How do you actually reach quantitative PMs after you find them?
Quantitative PMs are famously allergic to generic sales language. They see straight through templated emails that start with “I hope this finds you well.” Your outreach needs to demonstrate that you understand their world: reference a recent paper, a specific strategy, a data challenge, or a market event that impacts their book. That’s a lot of research per person, and doing it manually at scale is impossible.
We’ve found the most effective approach is to use AI personalization that pulls in public data about the PM. For instance, if they authored a paper on “neural network based volatility estimation,” your first touch could cite that paper and ask a sharp question. One sales leader using Origami for this told us: “I think the messaging part is probably like the biggest value add. That's gonna save us a lot of time. If you're able to do that data and scrape everything to do an amazing LinkedIn message, that's gonna be a giant value add.” The key is to let the AI generate a draft, then edit it to sound human — because, as another user noted, “people know when you get something AI generated it kind of sucks.” The AI does the heavy lifting of research and personalization; you add the genuine insight.
Sequences should be multi-channel: LinkedIn connection request, then an email if they accept, or vice versa. Origami includes both email and LinkedIn steps in the same sequence, so you don’t manage two parallel campaigns. And critically, the sequence shouldn’t stop when someone replies; it should flag the reply and let you take over with a human touch. This is one of the biggest frustrations with legacy sequencers, as a sales rep shared: “Right now they reply and then the sequence stops, right? So it takes me manual work then to say, okay, well, great that you're interested and let's meet.” You need a tool that pauses the automation and hands you the warm lead.

- _PROBLEMS TO WORK ON_
a) Answer these from the text on reaching quantitative PMs:
(i) What opening line in templated emails do quantitative PMs see straight through?
(ii) Which two kinds of steps does Origami include in the same sequence?
(iii) According to the sales rep, what currently happens to the sequence when someone replies?
b) Rewrite the part of the text on reaching quantitative PMs between "How do you actually" and "scale is impossible.", inclusive, changing "generic" to "canned".
None of these entries are needed for this work.

- _DATA UNDER STUDY_
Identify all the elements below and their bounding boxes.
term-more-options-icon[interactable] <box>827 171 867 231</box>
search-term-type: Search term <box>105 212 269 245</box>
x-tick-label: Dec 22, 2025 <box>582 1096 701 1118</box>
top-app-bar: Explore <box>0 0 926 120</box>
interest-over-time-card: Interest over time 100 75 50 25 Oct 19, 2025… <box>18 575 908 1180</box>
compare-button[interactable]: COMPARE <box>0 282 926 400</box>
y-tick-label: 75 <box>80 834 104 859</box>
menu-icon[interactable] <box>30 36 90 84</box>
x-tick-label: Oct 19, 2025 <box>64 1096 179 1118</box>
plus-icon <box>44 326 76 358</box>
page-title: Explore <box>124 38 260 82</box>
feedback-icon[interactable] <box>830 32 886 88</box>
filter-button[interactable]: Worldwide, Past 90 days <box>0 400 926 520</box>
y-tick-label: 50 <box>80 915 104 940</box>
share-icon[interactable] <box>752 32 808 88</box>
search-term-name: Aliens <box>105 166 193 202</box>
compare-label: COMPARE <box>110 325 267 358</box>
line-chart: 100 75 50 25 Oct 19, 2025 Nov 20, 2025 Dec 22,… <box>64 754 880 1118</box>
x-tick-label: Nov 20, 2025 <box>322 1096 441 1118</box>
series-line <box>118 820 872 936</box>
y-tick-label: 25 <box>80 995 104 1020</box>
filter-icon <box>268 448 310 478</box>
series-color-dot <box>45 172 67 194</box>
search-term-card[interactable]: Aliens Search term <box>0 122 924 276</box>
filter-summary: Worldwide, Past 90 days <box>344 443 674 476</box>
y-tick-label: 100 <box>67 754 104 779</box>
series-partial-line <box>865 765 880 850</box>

- _WRITTEN ANSWERS_
a)
(i) "I hope this finds you well."
(ii) Email steps and LinkedIn steps.
(iii) The sequence stops.

b)
How do you actually reach quantitative PMs after you find them?
Quantitative PMs are famously allergic to canned sales language. They see straight through templated emails that start with “I hope this finds you well.” Your outreach needs to demonstrate that you understand their world: reference a recent paper, a specific strategy, a data challenge, or a market event that impacts their book. That’s a lot of research per person, and doing it manually at scale is impossible.